▸ Goal
From the listing below, pull out every line where the string "this" appears.

===== Records for the task =====

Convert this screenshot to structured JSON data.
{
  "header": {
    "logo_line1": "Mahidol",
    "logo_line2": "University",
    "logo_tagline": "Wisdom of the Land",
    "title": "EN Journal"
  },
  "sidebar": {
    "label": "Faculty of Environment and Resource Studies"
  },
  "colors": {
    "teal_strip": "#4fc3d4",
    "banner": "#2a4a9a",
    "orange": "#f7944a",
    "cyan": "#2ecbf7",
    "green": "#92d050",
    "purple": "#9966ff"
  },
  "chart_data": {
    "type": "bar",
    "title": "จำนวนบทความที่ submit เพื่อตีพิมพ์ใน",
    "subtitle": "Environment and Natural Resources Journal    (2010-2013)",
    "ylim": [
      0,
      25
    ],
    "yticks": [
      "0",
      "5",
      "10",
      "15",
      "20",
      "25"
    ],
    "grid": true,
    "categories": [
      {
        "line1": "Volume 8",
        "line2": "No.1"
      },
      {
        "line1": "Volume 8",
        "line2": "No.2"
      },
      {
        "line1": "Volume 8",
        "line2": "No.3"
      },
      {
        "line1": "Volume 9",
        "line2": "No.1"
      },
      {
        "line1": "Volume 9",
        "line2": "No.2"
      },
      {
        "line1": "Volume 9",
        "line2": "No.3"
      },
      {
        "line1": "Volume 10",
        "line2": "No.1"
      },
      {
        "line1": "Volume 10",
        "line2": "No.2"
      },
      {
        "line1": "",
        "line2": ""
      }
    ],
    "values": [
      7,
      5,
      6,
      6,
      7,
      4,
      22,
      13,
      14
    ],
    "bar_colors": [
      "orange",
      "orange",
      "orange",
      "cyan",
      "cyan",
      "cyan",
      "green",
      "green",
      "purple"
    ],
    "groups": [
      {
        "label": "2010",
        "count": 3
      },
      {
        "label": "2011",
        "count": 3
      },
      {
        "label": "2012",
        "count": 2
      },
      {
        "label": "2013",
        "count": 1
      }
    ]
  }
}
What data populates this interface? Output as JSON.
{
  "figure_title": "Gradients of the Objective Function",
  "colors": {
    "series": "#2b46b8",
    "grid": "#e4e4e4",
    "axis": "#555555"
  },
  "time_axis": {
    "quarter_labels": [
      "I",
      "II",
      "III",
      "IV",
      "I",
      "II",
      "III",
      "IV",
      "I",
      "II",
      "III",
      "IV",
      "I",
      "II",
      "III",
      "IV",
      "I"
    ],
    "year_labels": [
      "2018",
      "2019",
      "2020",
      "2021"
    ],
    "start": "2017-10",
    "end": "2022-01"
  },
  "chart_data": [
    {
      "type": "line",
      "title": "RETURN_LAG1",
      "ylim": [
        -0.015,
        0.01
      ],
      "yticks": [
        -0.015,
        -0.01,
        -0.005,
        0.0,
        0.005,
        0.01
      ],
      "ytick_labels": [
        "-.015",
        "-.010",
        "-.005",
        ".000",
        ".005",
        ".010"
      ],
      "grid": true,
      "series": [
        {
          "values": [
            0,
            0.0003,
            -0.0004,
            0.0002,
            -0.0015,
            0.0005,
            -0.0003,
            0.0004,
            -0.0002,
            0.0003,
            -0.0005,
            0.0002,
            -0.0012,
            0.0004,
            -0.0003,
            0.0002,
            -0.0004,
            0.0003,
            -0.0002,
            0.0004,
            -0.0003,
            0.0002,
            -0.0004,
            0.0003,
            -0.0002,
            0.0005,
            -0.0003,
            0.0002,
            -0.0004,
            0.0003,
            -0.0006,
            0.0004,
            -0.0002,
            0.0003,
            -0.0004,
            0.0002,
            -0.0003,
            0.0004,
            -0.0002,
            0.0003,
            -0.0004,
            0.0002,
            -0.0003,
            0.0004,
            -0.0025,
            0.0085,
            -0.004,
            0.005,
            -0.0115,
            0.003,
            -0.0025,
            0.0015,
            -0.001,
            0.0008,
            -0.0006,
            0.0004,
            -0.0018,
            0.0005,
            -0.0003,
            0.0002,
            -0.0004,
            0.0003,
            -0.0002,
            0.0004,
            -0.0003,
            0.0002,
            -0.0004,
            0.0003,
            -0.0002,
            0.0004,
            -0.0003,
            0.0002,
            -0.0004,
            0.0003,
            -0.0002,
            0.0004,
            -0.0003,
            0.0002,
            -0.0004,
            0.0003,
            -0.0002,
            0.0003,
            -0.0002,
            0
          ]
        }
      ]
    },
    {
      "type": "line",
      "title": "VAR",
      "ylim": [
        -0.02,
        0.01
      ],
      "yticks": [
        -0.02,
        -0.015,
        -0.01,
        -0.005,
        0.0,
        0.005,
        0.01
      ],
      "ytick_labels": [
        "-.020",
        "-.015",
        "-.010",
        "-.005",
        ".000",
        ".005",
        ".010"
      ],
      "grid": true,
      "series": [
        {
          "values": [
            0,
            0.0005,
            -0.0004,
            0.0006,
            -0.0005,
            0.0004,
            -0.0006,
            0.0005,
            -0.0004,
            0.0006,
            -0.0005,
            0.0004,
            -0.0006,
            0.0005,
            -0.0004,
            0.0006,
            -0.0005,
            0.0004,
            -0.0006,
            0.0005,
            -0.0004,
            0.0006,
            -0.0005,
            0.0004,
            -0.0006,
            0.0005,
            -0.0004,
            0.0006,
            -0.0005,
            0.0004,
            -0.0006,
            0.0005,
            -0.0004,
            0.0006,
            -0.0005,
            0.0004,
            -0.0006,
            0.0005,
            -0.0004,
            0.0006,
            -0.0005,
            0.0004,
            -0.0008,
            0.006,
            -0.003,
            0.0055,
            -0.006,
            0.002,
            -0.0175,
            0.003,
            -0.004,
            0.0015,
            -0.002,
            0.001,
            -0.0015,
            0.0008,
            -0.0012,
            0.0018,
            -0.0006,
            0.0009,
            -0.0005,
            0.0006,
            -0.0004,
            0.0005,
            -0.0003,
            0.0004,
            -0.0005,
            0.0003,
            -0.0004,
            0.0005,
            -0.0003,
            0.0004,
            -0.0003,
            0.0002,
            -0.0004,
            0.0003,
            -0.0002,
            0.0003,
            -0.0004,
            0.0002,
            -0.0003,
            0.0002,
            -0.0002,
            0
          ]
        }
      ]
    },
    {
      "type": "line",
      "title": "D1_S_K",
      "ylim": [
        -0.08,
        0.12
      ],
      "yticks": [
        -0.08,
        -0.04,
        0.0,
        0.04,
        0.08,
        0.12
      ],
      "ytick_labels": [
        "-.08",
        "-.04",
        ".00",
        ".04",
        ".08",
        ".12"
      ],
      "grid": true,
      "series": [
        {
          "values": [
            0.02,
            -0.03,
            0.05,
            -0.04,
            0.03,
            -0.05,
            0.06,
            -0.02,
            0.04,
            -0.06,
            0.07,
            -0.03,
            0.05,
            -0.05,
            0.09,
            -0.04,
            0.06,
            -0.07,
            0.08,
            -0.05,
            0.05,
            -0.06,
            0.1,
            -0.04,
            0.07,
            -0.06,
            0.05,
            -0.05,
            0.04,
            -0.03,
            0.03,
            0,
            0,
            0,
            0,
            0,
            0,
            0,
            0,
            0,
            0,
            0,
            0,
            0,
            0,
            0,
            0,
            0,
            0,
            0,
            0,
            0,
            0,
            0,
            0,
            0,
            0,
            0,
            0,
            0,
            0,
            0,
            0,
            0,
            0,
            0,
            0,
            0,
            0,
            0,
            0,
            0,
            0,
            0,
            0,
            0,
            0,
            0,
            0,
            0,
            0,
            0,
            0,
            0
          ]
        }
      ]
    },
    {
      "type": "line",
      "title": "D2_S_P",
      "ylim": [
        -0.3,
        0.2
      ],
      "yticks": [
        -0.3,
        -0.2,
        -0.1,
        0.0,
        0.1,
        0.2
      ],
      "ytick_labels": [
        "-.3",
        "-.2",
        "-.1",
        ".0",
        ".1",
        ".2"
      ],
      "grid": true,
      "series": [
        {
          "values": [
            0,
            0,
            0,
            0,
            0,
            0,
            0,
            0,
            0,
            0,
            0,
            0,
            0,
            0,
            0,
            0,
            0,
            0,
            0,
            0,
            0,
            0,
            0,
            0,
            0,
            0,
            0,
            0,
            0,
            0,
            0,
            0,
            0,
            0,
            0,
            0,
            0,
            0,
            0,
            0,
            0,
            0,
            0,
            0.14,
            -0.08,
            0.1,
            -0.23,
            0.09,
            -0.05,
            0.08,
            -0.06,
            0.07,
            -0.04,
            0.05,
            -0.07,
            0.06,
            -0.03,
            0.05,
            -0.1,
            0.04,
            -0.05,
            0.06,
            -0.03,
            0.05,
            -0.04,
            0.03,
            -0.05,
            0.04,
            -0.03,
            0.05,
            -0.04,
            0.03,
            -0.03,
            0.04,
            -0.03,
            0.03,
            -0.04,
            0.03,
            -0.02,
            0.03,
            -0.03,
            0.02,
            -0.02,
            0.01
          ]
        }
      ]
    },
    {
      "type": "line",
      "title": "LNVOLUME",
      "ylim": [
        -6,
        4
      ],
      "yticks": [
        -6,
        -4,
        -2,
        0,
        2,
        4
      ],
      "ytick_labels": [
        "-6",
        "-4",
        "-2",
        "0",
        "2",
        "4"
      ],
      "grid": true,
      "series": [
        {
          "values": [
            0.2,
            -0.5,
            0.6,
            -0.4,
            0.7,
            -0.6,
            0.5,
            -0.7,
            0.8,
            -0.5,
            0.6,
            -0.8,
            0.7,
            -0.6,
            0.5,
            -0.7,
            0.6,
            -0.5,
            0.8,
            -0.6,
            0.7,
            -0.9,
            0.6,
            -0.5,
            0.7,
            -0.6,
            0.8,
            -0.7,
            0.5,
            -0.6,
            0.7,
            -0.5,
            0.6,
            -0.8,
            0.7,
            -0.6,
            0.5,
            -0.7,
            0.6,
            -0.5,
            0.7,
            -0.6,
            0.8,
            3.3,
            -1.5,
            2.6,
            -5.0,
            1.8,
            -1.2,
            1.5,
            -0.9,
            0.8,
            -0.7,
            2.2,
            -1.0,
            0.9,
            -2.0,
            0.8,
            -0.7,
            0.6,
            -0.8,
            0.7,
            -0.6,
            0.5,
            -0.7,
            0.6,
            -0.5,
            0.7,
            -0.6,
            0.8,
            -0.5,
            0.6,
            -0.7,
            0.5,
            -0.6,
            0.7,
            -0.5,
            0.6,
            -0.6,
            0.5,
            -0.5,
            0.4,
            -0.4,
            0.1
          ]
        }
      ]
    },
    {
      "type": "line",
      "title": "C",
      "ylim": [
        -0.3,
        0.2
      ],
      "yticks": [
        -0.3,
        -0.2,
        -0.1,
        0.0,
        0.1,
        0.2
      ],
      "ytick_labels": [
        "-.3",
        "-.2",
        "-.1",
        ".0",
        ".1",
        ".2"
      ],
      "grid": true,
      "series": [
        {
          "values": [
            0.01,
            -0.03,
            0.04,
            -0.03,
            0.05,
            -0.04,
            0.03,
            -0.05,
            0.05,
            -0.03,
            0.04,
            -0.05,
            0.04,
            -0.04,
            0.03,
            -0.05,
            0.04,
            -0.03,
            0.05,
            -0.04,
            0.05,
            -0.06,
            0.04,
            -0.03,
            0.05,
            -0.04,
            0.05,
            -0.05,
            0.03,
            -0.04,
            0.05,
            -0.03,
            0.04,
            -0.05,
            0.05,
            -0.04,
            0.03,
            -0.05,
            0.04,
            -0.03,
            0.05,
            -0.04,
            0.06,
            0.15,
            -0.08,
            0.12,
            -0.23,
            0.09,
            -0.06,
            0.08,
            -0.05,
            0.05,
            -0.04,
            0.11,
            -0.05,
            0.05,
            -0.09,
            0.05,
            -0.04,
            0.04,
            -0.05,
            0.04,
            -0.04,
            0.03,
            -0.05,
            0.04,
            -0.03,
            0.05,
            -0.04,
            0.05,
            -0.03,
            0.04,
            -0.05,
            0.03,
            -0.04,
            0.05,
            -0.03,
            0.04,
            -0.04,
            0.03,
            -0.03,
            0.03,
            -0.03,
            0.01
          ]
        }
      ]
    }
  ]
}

=====

▸ Worked solution
Convert this screenshot to structured JSON data.
What data populates this interface? Output as JSON.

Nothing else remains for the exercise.